◆ Requirements: Extract all of the entries and set them down verbatim.

◆ Data shown:
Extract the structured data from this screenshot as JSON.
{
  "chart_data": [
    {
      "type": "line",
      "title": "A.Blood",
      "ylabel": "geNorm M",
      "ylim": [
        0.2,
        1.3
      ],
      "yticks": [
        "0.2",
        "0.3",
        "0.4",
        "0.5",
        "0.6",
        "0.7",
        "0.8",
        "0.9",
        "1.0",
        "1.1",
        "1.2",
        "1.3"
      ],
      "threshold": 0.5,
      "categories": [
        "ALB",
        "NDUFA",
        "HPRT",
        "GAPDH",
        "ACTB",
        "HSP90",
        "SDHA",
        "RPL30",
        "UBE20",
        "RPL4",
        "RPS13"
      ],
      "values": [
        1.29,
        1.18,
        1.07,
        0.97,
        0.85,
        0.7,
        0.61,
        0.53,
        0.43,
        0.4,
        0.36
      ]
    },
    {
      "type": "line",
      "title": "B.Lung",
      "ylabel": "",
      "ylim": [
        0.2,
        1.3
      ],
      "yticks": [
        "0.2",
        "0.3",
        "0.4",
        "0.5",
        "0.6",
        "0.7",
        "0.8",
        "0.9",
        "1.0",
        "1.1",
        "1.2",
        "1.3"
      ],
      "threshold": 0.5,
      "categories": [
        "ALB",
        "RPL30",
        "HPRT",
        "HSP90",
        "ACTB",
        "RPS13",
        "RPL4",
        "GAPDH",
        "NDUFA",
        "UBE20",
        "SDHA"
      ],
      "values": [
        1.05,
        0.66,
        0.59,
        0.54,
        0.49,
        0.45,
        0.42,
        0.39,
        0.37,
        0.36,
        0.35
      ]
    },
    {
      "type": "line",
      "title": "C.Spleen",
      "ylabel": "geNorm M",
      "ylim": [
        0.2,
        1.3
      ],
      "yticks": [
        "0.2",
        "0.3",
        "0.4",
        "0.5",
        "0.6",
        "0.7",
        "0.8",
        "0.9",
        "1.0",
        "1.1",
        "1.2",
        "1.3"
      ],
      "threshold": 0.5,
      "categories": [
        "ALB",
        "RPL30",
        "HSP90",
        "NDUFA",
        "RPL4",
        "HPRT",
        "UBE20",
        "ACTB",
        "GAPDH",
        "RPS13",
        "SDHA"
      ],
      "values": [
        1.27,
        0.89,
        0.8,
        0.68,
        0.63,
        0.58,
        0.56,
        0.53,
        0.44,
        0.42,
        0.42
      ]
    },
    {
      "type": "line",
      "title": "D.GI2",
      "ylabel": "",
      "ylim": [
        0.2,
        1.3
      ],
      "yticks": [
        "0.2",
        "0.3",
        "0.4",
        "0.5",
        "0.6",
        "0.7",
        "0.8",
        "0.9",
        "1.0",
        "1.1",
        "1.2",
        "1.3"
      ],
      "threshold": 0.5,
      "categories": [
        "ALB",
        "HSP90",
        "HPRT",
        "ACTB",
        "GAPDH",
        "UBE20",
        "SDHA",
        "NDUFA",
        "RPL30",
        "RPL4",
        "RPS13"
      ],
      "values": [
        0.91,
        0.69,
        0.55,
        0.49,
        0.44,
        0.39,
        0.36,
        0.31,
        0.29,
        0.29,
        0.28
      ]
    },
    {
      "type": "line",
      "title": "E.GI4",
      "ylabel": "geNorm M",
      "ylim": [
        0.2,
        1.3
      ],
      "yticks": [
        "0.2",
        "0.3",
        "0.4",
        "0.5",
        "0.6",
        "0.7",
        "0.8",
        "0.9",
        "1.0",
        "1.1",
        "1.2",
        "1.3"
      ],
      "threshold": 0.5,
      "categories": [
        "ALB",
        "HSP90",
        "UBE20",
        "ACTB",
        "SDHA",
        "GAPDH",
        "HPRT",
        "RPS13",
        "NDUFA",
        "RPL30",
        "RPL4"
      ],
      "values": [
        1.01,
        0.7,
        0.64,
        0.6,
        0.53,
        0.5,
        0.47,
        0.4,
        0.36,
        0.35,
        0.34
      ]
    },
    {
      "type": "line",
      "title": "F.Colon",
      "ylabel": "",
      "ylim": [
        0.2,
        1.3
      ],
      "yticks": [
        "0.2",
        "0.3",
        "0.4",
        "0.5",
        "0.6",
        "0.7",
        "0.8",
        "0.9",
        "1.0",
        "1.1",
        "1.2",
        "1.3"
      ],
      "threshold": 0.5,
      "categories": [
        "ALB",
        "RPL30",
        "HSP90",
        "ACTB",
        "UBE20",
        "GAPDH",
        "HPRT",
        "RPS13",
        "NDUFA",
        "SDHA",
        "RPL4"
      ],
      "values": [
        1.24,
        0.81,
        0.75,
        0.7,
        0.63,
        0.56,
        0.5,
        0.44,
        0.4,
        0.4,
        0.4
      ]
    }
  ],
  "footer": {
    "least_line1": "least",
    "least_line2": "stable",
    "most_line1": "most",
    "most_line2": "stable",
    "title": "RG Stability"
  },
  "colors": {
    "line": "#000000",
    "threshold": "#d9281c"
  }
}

◆ Task answer:
Extract the structured data from this screenshot as JSON.
{
  "chart_data": [
    {
      "type": "line",
      "title": "A.Blood",
      "ylabel": "geNorm M",
      "ylim": [
        0.2,
        1.3
      ],
      "yticks": [
        "0.2",
        "0.3",
        "0.4",
        "0.5",
        "0.6",
        "0.7",
        "0.8",
        "0.9",
        "1.0",
        "1.1",
        "1.2",
        "1.3"
      ],
      "threshold": 0.5,
      "categories": [
        "ALB",
        "NDUFA",
        "HPRT",
        "GAPDH",
        "ACTB",
        "HSP90",
        "SDHA",
        "RPL30",
        "UBE20",
        "RPL4",
        "RPS13"
      ],
      "values": [
        1.29,
        1.18,
        1.07,
        0.97,
        0.85,
        0.7,
        0.61,
        0.53,
        0.43,
        0.4,
        0.36
      ]
    },
    {
      "type": "line",
      "title": "B.Lung",
      "ylabel": "",
      "ylim": [
        0.2,
        1.3
      ],
      "yticks": [
        "0.2",
        "0.3",
        "0.4",
        "0.5",
        "0.6",
        "0.7",
        "0.8",
        "0.9",
        "1.0",
        "1.1",
        "1.2",
        "1.3"
      ],
      "threshold": 0.5,
      "categories": [
        "ALB",
        "RPL30",
        "HPRT",
        "HSP90",
        "ACTB",
        "RPS13",
        "RPL4",
        "GAPDH",
        "NDUFA",
        "UBE20",
        "SDHA"
      ],
      "values": [
        1.05,
        0.66,
        0.59,
        0.54,
        0.49,
        0.45,
        0.42,
        0.39,
        0.37,
        0.36,
        0.35
      ]
    },
    {
      "type": "line",
      "title": "C.Spleen",
      "ylabel": "geNorm M",
      "ylim": [
        0.2,
        1.3
      ],
      "yticks": [
        "0.2",
        "0.3",
        "0.4",
        "0.5",
        "0.6",
        "0.7",
        "0.8",
        "0.9",
        "1.0",
        "1.1",
        "1.2",
        "1.3"
      ],
      "threshold": 0.5,
      "categories": [
        "ALB",
        "RPL30",
        "HSP90",
        "NDUFA",
        "RPL4",
        "HPRT",
        "UBE20",
        "ACTB",
        "GAPDH",
        "RPS13",
        "SDHA"
      ],
      "values": [
        1.27,
        0.89,
        0.8,
        0.68,
        0.63,
        0.58,
        0.56,
        0.53,
        0.44,
        0.42,
        0.42
      ]
    },
    {
      "type": "line",
      "title": "D.GI2",
      "ylabel": "",
      "ylim": [
        0.2,
        1.3
      ],
      "yticks": [
        "0.2",
        "0.3",
        "0.4",
        "0.5",
        "0.6",
        "0.7",
        "0.8",
        "0.9",
        "1.0",
        "1.1",
        "1.2",
        "1.3"
      ],
      "threshold": 0.5,
      "categories": [
        "ALB",
        "HSP90",
        "HPRT",
        "ACTB",
        "GAPDH",
        "UBE20",
        "SDHA",
        "NDUFA",
        "RPL30",
        "RPL4",
        "RPS13"
      ],
      "values": [
        0.91,
        0.69,
        0.55,
        0.49,
        0.44,
        0.39,
        0.36,
        0.31,
        0.29,
        0.29,
        0.28
      ]
    },
    {
      "type": "line",
      "title": "E.GI4",
      "ylabel": "geNorm M",
      "ylim": [
        0.2,
        1.3
      ],
      "yticks": [
        "0.2",
        "0.3",
        "0.4",
        "0.5",
        "0.6",
        "0.7",
        "0.8",
        "0.9",
        "1.0",
        "1.1",
        "1.2",
        "1.3"
      ],
      "threshold": 0.5,
      "categories": [
        "ALB",
        "HSP90",
        "UBE20",
        "ACTB",
        "SDHA",
        "GAPDH",
        "HPRT",
        "RPS13",
        "NDUFA",
        "RPL30",
        "RPL4"
      ],
      "values": [
        1.01,
        0.7,
        0.64,
        0.6,
        0.53,
        0.5,
        0.47,
        0.4,
        0.36,
        0.35,
        0.34
      ]
    },
    {
      "type": "line",
      "title": "F.Colon",
      "ylabel": "",
      "ylim": [
        0.2,
        1.3
      ],
      "yticks": [
        "0.2",
        "0.3",
        "0.4",
        "0.5",
        "0.6",
        "0.7",
        "0.8",
        "0.9",
        "1.0",
        "1.1",
        "1.2",
        "1.3"
      ],
      "threshold": 0.5,
      "categories": [
        "ALB",
        "RPL30",
        "HSP90",
        "ACTB",
        "UBE20",
        "GAPDH",
        "HPRT",
        "RPS13",
        "NDUFA",
        "SDHA",
        "RPL4"
      ],
      "values": [
        1.24,
        0.81,
        0.75,
        0.7,
        0.63,
        0.56,
        0.5,
        0.44,
        0.4,
        0.4,
        0.4
      ]
    }
  ],
  "footer": {
    "least_line1": "least",
    "least_line2": "stable",
    "most_line1": "most",
    "most_line2": "stable",
    "title": "RG Stability"
  },
  "colors": {
    "line": "#000000",
    "threshold": "#d9281c"
  }
}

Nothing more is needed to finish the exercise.